◆ Requirement
Go through the records and extract every line with the word "series".

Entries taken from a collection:
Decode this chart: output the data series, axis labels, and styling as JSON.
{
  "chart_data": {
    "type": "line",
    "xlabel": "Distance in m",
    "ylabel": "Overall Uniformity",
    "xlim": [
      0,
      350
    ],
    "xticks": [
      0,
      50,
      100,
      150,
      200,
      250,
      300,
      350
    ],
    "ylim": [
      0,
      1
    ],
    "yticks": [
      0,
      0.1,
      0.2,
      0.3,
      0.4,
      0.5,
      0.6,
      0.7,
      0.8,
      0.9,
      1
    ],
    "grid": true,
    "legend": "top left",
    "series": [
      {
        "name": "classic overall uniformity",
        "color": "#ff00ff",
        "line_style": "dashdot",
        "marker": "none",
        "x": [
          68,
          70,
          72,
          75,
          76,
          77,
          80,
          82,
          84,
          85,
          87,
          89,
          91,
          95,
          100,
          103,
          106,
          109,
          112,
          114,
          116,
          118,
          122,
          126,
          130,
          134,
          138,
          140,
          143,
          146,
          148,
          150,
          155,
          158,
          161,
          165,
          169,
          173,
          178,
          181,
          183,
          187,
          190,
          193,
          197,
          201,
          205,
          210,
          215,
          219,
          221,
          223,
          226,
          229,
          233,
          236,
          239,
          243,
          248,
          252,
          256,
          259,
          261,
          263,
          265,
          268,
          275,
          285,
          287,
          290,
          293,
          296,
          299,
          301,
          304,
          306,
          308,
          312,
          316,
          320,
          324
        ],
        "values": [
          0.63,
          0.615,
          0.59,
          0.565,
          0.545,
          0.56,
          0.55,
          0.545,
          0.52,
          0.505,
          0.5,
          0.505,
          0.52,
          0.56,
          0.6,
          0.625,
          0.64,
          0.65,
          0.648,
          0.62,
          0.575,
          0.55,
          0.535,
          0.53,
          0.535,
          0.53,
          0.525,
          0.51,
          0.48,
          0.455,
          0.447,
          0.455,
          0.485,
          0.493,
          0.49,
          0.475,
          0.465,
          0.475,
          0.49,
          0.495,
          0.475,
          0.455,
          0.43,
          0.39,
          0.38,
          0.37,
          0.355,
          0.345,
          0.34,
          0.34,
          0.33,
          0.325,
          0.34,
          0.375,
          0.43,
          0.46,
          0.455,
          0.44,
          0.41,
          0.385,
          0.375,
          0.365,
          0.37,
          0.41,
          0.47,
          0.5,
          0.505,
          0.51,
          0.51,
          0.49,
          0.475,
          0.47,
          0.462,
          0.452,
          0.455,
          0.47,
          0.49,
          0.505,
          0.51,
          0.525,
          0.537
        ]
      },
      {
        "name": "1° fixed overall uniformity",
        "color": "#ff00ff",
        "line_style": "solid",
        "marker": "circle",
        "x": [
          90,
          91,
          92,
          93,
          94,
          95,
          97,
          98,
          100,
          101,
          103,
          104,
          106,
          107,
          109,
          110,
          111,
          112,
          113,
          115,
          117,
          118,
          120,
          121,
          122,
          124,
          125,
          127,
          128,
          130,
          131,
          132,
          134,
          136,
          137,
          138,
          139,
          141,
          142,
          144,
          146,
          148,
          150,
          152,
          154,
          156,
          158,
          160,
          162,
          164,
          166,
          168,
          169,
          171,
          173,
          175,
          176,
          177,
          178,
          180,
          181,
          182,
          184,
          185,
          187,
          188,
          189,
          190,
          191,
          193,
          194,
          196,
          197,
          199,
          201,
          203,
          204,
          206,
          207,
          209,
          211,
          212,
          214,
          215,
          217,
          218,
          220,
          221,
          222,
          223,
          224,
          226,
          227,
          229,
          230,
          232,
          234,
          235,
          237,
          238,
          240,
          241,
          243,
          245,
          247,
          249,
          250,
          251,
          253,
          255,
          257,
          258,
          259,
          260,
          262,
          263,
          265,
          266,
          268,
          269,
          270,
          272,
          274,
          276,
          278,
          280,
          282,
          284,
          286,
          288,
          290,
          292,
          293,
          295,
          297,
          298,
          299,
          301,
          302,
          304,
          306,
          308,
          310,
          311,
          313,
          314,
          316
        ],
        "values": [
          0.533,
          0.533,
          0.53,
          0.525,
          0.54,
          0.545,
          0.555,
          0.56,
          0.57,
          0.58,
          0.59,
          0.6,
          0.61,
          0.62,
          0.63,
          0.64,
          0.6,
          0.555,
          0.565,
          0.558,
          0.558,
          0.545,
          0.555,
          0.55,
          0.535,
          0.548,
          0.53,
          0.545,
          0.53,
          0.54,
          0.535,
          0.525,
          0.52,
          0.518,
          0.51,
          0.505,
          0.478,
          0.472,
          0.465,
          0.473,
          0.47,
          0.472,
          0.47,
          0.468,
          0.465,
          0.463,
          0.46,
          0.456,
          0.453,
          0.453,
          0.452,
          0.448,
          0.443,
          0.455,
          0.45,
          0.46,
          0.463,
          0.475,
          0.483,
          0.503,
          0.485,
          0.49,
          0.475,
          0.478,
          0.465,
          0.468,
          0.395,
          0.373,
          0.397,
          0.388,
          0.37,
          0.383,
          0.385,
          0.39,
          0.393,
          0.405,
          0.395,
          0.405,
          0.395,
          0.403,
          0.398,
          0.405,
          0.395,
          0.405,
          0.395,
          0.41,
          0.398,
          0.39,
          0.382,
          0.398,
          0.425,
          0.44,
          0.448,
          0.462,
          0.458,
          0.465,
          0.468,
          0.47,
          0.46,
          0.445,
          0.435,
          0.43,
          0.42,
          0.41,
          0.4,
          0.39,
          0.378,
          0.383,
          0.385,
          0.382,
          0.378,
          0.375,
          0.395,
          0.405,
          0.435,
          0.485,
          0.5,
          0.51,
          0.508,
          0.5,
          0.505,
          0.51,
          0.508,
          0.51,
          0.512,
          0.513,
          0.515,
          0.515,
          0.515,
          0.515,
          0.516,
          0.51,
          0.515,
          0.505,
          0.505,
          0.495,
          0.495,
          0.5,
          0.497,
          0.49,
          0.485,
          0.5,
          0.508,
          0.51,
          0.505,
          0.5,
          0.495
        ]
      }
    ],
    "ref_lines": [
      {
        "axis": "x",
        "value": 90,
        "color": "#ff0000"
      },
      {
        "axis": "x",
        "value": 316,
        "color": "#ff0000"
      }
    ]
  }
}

◆ Expected output
Decode this chart: output the data series, axis labels, and styling as JSON.
    "series": [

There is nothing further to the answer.